▶ [What you have to do]
Scan the data below. Pull out each line where "REITs市场整体走势" occurs.

** begin Dataset content **

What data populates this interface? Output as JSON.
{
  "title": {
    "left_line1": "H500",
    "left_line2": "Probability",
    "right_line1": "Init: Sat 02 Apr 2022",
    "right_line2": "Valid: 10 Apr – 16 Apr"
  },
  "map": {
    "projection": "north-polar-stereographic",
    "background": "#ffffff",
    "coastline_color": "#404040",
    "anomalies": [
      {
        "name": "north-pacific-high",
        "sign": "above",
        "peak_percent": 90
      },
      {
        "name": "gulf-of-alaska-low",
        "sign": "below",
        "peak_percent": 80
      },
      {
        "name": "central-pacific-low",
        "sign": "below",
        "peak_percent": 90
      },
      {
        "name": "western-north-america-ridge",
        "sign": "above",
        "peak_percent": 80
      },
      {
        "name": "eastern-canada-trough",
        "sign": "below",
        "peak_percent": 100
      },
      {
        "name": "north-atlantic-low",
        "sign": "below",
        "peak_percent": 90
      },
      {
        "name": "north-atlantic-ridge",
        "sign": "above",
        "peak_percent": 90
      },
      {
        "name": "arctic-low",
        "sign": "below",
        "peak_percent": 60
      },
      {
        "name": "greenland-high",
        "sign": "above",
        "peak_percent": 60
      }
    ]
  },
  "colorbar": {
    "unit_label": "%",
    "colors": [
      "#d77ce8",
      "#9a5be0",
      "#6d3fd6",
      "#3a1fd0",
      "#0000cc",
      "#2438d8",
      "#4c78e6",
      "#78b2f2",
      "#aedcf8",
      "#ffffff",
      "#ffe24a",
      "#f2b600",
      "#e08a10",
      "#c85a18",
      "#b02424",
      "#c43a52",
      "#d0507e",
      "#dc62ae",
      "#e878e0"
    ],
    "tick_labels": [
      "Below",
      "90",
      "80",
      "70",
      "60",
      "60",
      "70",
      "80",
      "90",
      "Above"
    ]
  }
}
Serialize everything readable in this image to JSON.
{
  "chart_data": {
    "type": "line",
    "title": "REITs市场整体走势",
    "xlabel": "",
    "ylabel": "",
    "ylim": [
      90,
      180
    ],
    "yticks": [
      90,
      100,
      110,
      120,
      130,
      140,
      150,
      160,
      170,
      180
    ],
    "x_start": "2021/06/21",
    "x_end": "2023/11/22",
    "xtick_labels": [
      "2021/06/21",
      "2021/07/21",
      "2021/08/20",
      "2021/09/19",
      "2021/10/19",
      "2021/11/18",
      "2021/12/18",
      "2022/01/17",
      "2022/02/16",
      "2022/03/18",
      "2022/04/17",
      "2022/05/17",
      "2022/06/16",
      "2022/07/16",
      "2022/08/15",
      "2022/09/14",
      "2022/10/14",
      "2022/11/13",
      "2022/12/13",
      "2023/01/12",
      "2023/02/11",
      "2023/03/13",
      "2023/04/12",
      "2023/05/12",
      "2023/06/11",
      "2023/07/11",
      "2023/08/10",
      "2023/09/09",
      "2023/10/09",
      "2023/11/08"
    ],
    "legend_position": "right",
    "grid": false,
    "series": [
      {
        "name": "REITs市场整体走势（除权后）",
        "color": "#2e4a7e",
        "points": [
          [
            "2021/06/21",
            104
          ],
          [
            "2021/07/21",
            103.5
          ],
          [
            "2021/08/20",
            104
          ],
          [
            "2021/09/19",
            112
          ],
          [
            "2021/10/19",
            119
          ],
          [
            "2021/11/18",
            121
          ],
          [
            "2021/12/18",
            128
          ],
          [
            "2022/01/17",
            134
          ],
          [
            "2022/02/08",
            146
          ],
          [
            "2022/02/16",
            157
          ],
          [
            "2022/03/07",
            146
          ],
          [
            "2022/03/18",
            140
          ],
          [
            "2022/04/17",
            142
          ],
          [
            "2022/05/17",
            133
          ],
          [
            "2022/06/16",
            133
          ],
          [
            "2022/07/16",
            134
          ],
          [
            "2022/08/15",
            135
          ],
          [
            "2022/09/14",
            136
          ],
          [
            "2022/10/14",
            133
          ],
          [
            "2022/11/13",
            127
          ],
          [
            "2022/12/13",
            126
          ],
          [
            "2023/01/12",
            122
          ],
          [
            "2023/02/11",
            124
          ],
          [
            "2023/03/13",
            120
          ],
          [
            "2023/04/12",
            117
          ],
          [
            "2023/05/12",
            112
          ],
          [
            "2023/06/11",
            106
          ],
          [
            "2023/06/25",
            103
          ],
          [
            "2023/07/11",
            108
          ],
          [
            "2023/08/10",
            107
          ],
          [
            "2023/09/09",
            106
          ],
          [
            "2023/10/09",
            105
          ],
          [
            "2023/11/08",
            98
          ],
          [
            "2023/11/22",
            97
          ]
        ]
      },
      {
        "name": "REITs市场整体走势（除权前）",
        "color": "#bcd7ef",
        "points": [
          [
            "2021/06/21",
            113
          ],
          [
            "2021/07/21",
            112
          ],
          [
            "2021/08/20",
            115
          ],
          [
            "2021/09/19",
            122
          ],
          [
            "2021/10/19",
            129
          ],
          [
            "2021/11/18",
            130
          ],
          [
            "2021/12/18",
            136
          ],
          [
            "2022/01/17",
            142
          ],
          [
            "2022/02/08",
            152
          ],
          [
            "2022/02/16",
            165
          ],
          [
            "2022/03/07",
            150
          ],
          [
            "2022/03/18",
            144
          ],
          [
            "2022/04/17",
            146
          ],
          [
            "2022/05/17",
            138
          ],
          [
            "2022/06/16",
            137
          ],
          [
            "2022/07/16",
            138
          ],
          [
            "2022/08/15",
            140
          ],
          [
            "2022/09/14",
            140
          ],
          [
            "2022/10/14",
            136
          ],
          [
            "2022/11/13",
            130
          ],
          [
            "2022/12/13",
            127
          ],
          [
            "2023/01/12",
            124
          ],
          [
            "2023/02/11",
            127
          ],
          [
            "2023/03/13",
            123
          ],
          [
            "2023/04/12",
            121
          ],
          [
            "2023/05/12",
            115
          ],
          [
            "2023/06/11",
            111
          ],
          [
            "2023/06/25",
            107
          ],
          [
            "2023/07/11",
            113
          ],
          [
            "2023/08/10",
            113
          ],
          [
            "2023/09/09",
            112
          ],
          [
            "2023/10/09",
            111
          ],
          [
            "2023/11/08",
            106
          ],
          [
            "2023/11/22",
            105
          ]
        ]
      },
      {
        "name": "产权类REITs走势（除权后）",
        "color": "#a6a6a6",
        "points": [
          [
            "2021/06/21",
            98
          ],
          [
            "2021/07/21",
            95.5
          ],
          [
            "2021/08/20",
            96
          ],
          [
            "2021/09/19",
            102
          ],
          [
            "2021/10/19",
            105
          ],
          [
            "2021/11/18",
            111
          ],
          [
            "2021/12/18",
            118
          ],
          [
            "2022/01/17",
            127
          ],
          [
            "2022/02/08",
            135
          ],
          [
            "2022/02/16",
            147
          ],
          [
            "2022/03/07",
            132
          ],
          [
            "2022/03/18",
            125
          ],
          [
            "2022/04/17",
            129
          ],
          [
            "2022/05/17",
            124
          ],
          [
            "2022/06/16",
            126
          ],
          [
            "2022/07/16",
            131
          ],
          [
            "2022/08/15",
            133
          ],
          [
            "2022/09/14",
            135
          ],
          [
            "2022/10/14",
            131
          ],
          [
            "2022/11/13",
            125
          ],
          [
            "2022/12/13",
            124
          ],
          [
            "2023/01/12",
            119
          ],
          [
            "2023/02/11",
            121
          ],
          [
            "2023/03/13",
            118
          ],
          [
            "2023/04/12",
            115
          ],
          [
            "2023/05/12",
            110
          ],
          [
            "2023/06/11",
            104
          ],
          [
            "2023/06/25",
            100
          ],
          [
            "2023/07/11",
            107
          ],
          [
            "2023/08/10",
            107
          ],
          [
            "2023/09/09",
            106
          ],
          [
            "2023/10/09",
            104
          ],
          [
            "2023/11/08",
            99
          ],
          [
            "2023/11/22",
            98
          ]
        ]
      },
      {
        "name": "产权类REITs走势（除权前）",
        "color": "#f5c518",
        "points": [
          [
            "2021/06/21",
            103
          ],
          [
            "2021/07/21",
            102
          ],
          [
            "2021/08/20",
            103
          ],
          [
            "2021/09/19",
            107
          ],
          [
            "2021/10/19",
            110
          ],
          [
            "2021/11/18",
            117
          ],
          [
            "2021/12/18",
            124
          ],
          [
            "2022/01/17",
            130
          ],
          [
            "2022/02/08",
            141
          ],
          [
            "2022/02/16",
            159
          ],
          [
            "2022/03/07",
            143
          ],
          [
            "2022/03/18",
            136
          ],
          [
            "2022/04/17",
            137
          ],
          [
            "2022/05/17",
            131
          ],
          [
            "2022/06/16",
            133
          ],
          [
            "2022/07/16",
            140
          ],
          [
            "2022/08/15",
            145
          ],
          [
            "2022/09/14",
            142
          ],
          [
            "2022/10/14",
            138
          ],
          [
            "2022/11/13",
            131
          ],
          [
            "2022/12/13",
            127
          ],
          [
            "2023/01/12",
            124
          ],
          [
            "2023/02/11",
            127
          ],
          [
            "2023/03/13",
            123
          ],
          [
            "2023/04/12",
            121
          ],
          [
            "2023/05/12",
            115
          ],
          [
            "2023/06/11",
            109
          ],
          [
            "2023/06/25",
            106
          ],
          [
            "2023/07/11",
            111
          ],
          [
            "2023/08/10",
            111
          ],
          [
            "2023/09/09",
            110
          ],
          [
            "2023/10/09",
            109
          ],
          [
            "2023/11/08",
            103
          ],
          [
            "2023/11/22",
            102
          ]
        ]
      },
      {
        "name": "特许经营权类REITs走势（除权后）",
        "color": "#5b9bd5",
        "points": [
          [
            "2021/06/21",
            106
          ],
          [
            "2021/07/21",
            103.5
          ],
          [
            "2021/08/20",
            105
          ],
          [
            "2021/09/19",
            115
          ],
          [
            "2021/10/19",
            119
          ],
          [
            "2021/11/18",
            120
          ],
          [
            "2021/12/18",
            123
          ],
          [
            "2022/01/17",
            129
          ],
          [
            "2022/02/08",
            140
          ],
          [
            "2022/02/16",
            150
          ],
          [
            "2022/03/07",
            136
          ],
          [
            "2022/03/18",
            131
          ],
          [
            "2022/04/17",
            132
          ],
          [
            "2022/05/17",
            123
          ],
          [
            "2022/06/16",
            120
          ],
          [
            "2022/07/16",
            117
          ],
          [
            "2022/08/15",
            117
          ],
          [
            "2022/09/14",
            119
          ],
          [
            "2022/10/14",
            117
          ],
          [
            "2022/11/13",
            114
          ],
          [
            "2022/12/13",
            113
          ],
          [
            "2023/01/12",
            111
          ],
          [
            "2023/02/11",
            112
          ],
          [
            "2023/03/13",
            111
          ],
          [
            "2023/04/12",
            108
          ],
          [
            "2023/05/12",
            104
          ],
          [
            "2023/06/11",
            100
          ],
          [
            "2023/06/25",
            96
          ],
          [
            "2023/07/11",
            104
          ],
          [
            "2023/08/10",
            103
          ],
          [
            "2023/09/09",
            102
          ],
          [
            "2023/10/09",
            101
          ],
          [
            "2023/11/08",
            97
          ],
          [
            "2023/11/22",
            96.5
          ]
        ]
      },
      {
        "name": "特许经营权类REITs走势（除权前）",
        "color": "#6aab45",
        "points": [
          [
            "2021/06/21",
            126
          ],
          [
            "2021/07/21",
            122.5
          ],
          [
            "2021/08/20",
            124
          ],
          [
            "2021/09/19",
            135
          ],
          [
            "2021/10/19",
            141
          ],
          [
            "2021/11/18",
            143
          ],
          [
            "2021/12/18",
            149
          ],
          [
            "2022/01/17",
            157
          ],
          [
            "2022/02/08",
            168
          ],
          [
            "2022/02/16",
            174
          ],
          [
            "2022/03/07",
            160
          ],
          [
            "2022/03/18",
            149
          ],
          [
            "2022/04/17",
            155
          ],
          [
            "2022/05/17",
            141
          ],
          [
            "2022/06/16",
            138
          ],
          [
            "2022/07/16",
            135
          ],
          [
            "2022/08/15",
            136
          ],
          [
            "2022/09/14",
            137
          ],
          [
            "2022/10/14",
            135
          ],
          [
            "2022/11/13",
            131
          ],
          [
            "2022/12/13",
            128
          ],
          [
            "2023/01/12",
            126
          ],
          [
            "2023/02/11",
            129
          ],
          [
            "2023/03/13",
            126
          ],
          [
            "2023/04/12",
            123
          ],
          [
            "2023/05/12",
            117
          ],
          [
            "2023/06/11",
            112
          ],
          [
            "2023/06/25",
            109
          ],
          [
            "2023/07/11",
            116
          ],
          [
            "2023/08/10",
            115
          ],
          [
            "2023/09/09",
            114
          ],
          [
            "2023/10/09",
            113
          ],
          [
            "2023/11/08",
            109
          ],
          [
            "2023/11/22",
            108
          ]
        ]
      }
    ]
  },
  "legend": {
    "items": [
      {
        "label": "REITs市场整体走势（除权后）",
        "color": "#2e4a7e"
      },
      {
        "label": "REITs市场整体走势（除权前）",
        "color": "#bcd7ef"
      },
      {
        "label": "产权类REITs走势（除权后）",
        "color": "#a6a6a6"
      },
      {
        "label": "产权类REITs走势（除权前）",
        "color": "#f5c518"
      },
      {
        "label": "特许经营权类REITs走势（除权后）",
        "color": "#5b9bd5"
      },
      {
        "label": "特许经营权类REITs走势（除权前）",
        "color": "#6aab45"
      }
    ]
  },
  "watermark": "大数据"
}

** end Dataset content **

▶ [Written response]
    "title": "REITs市场整体走势",
        "name": "REITs市场整体走势（除权后）",
        "name": "REITs市场整体走势（除权前）",
        "label": "REITs市场整体走势（除权后）",
        "label": "REITs市场整体走势（除权前）",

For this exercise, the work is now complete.